- THE REQUEST: From the entries below, copy every line holding the word "станков".

Start of DATA SUPPLIED

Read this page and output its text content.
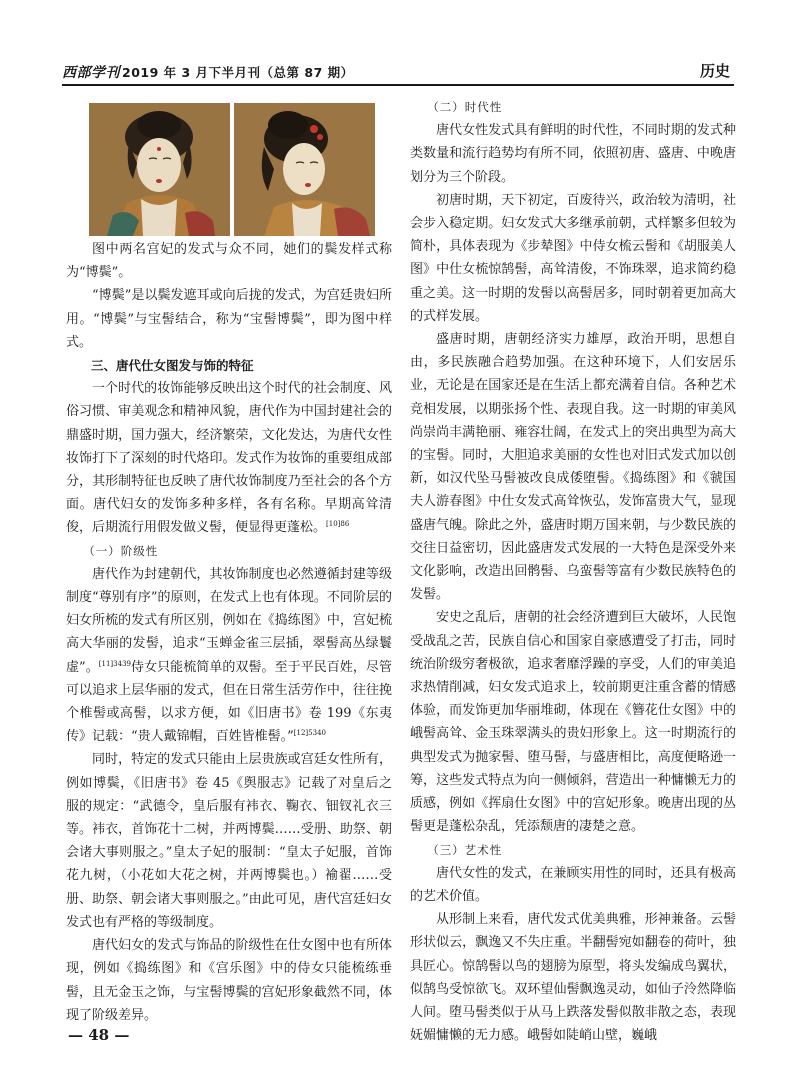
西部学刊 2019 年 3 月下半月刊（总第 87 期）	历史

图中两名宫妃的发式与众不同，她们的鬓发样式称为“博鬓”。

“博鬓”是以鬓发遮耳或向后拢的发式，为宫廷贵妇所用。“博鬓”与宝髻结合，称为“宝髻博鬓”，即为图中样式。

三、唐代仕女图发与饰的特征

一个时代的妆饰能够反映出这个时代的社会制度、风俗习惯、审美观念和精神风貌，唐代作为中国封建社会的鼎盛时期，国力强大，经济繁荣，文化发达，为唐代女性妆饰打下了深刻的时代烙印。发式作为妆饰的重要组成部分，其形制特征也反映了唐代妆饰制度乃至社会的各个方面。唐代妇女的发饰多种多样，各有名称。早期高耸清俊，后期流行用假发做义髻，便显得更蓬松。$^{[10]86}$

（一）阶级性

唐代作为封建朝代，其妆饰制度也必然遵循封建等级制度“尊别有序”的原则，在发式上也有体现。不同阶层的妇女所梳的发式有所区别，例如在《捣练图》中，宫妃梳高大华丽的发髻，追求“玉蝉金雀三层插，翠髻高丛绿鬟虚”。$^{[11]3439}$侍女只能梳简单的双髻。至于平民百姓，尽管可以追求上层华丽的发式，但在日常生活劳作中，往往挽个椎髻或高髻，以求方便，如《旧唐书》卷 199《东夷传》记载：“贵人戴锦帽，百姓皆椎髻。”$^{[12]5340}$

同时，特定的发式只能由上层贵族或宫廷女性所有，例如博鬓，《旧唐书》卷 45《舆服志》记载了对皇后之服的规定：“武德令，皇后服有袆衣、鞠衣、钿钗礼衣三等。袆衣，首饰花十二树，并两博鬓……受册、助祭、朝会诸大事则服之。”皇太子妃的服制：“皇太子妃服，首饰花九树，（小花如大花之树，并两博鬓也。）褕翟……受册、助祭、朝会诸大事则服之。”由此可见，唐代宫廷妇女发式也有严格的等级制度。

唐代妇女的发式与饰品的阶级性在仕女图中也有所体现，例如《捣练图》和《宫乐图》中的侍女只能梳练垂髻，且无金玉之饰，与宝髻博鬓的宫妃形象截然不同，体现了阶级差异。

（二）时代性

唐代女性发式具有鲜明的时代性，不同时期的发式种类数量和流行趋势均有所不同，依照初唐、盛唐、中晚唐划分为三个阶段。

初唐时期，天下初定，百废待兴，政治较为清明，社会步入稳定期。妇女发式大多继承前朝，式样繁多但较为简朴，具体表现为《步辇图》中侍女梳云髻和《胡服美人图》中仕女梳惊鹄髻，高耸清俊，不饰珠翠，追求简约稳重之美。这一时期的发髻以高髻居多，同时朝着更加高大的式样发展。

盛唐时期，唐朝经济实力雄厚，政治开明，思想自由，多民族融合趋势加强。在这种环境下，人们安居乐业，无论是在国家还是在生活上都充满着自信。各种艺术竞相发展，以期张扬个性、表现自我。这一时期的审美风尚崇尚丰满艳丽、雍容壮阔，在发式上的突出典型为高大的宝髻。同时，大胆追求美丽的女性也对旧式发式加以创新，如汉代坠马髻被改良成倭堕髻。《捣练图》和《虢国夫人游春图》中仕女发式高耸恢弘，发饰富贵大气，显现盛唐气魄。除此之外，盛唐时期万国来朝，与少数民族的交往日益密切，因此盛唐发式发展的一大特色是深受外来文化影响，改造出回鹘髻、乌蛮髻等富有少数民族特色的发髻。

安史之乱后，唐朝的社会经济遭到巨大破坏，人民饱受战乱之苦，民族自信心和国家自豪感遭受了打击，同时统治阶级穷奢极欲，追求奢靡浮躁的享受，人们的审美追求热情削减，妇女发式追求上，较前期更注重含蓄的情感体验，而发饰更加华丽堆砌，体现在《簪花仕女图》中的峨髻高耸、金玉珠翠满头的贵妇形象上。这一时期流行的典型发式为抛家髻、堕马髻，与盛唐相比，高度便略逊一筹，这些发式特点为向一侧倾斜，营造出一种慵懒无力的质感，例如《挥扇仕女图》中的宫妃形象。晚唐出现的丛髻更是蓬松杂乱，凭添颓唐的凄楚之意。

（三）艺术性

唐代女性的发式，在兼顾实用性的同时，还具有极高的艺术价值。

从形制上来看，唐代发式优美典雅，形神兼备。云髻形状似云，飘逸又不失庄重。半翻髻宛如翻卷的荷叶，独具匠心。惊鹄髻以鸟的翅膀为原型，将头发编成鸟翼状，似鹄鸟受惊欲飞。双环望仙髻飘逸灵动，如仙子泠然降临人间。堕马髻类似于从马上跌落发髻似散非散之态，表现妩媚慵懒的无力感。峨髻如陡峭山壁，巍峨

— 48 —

End of DATA SUPPLIED
Start of DATA SUPPLIED

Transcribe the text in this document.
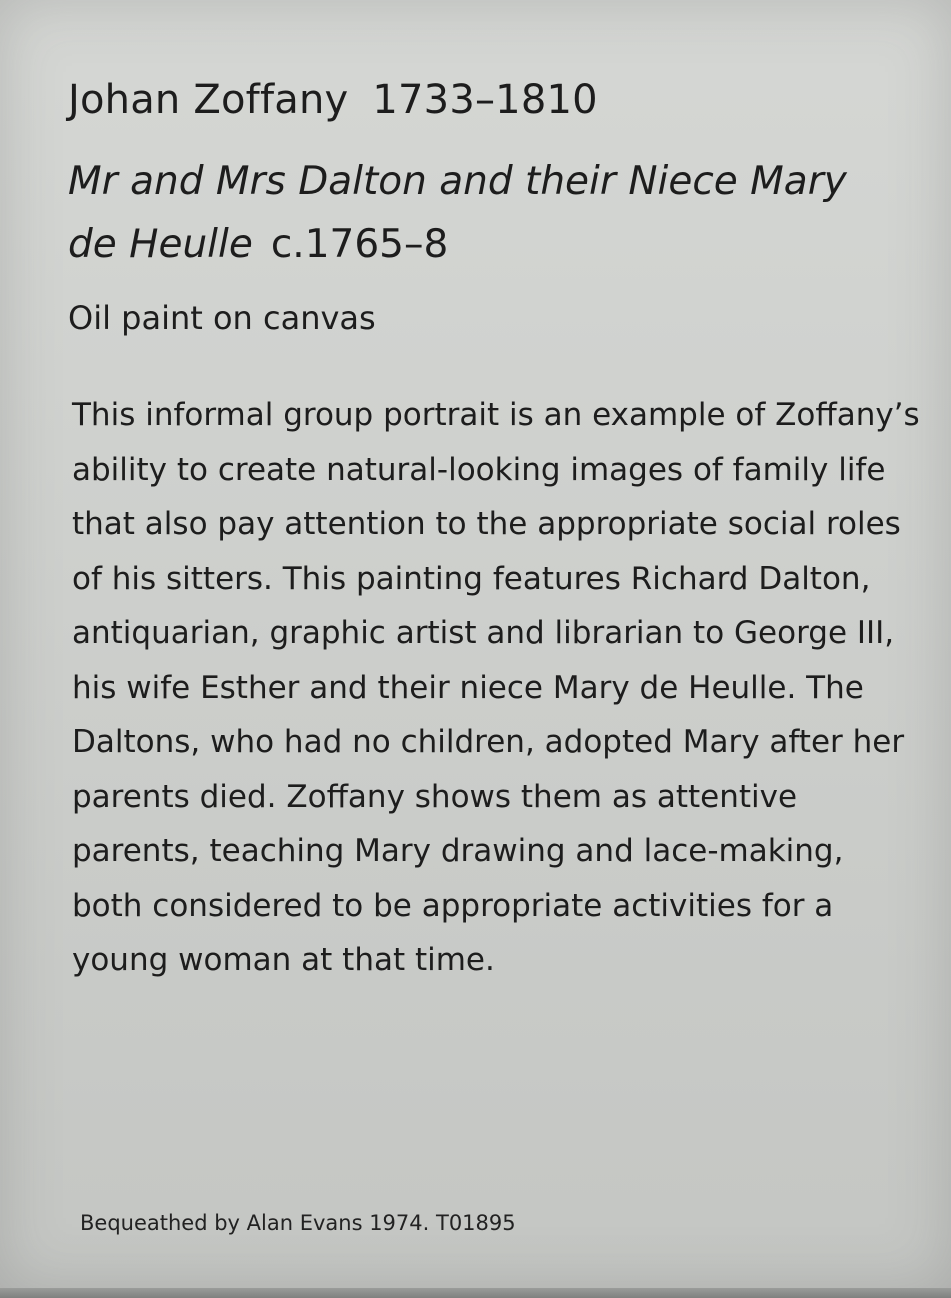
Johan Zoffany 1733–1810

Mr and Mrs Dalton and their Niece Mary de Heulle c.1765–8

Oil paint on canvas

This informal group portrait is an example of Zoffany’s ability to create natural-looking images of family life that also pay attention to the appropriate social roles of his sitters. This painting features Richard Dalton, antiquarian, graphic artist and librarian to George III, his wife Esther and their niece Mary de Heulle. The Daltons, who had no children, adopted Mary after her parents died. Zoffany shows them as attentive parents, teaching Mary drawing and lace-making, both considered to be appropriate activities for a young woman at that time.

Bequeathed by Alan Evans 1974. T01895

End of DATA SUPPLIED
Start of DATA SUPPLIED

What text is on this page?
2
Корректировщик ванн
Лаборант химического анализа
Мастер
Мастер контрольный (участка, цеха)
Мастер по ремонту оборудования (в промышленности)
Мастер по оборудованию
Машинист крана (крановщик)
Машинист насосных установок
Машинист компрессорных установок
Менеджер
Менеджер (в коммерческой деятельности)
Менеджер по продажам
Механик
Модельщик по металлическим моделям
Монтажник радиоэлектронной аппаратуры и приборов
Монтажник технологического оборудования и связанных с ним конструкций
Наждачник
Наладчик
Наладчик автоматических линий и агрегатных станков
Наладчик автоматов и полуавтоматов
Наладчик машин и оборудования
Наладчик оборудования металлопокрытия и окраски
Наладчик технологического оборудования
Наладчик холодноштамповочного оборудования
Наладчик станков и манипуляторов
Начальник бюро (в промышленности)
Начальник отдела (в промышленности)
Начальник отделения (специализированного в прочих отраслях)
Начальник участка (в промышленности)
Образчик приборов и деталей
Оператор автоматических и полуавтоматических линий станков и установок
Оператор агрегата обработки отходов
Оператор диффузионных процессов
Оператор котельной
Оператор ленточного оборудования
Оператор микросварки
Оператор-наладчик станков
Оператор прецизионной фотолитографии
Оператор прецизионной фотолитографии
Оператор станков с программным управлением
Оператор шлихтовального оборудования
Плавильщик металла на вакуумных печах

End of DATA SUPPLIED

- ANSWER TO THE EXERCISE:
Наладчик автоматических линий и агрегатных станков
Наладчик станков и манипуляторов
Оператор автоматических и полуавтоматических линий станков и установок
Оператор-наладчик станков
Оператор станков с программным управлением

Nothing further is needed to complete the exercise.